_WORK INSTRUCTIONS_.
Copy every line with the string "copia" in it.

_RECORDS TO PROCESS_.
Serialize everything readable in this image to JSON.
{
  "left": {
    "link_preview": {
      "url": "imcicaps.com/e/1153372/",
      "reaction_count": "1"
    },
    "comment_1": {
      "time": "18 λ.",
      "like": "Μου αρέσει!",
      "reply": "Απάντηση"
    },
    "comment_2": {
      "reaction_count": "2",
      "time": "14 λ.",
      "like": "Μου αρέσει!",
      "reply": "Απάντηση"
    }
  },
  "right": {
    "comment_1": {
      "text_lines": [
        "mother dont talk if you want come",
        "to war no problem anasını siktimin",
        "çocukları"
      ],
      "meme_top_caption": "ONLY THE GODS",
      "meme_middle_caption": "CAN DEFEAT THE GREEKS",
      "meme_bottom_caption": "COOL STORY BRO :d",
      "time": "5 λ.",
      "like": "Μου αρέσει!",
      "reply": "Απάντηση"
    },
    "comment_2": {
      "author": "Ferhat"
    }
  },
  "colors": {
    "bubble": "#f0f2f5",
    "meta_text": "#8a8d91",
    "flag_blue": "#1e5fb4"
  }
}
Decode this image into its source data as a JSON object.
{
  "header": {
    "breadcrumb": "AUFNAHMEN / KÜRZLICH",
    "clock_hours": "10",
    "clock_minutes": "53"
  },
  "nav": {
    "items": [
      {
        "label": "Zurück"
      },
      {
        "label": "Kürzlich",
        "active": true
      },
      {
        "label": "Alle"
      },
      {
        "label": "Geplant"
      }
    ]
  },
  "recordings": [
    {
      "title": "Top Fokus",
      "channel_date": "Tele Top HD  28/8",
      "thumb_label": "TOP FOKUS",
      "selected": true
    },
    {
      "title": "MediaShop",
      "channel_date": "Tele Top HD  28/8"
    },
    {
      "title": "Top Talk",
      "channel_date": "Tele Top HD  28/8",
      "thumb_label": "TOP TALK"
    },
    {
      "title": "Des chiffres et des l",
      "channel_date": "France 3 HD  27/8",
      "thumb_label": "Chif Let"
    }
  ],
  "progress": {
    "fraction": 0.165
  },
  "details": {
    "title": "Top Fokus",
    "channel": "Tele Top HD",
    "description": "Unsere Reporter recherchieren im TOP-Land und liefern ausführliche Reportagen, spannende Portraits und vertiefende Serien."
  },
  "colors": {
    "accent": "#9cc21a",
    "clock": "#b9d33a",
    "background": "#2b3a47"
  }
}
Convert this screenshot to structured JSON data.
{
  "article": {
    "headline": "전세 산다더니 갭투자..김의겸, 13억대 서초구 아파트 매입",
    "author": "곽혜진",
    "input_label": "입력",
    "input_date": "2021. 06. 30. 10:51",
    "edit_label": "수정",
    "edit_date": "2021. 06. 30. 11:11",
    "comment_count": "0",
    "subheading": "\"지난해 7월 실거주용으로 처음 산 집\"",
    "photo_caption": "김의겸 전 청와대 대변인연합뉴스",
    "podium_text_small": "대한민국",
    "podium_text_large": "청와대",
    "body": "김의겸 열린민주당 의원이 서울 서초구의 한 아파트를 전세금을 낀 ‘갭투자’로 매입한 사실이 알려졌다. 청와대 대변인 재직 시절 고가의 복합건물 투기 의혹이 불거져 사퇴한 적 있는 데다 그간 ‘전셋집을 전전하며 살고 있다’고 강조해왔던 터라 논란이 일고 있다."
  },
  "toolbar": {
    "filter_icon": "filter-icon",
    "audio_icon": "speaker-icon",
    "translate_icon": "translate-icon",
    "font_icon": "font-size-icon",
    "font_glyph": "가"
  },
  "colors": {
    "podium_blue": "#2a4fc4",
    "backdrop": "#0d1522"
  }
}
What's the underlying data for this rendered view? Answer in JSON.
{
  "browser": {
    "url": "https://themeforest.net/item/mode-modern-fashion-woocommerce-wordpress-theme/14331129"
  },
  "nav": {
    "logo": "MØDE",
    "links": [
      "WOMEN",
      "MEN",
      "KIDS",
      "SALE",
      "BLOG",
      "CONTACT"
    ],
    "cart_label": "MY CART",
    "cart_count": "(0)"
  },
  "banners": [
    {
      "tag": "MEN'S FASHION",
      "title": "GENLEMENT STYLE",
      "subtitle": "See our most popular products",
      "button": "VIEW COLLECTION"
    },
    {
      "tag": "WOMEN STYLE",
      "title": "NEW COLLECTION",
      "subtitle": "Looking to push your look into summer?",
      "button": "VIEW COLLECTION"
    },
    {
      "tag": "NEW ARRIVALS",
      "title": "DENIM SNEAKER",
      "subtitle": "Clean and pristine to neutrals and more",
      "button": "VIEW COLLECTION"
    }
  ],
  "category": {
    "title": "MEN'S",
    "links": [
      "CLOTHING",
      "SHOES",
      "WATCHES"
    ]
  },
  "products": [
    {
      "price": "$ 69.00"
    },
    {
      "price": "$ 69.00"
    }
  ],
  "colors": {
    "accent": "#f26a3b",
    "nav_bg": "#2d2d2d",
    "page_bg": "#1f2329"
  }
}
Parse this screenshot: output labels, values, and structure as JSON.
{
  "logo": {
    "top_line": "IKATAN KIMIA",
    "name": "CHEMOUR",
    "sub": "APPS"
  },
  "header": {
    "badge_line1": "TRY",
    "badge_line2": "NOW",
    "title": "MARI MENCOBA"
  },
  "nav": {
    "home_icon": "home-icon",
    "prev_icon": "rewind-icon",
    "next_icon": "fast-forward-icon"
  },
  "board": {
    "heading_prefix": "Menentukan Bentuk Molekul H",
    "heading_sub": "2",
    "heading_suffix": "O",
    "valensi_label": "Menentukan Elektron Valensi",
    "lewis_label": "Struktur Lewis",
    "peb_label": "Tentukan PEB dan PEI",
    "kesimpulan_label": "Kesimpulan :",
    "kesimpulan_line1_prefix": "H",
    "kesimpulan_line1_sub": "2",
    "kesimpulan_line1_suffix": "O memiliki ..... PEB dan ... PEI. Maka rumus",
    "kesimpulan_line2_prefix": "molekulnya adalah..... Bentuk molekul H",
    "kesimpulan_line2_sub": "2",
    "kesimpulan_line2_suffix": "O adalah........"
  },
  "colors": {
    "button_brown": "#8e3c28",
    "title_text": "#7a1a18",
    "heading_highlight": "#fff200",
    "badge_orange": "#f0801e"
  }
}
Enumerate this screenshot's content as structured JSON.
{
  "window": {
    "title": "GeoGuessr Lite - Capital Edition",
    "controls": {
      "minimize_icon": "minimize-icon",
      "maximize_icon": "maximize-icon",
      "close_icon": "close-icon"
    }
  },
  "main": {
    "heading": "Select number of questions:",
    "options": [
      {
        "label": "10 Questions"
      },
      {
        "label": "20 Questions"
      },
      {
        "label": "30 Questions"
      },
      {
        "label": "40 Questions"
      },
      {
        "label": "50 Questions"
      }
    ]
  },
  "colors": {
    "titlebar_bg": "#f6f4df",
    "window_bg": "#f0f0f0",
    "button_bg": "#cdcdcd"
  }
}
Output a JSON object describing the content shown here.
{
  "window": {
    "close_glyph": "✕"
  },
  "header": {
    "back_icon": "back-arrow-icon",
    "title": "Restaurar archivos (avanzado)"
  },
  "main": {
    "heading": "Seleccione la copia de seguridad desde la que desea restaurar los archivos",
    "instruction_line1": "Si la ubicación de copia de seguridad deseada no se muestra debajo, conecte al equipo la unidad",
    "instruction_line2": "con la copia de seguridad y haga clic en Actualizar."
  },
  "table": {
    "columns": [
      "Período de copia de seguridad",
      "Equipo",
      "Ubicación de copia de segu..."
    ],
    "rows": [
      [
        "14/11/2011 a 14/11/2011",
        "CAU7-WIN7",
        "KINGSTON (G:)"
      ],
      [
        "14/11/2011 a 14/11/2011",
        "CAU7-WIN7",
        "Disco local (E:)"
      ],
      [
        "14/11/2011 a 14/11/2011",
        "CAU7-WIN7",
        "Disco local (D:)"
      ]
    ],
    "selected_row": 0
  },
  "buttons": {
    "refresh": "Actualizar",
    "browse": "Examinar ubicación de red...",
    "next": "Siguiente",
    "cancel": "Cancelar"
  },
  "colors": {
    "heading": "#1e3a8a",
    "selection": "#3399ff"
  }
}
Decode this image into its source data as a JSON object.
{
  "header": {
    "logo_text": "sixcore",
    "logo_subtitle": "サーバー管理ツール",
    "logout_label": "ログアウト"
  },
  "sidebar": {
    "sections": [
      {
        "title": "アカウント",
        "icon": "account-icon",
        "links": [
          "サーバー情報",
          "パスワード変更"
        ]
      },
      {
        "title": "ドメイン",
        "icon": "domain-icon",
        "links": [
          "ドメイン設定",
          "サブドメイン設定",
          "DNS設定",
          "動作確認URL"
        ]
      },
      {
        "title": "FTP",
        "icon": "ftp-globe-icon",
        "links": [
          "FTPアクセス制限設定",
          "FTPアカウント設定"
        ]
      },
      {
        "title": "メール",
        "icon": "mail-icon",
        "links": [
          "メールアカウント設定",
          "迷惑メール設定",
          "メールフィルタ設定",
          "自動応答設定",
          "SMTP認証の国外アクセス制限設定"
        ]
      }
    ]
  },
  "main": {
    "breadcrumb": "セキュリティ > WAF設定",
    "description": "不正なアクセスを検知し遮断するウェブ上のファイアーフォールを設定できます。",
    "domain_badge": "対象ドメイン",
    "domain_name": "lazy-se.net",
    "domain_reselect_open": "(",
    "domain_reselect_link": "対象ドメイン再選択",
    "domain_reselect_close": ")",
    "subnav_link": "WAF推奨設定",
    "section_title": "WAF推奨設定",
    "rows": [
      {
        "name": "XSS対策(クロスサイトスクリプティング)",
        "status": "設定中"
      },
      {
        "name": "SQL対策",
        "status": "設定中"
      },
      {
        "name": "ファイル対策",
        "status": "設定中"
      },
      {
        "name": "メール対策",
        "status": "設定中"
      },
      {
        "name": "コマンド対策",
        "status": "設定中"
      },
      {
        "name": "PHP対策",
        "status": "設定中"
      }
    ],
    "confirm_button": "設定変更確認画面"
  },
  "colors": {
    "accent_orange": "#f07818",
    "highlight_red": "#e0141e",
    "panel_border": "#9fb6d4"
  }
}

_EXERCISE RESPONSE_.
    "heading": "Seleccione la copia de seguridad desde la que desea restaurar los archivos",
    "instruction_line1": "Si la ubicación de copia de seguridad deseada no se muestra debajo, conecte al equipo la unidad",
    "instruction_line2": "con la copia de seguridad y haga clic en Actualizar."
      "Período de copia de seguridad",
      "Ubicación de copia de segu..."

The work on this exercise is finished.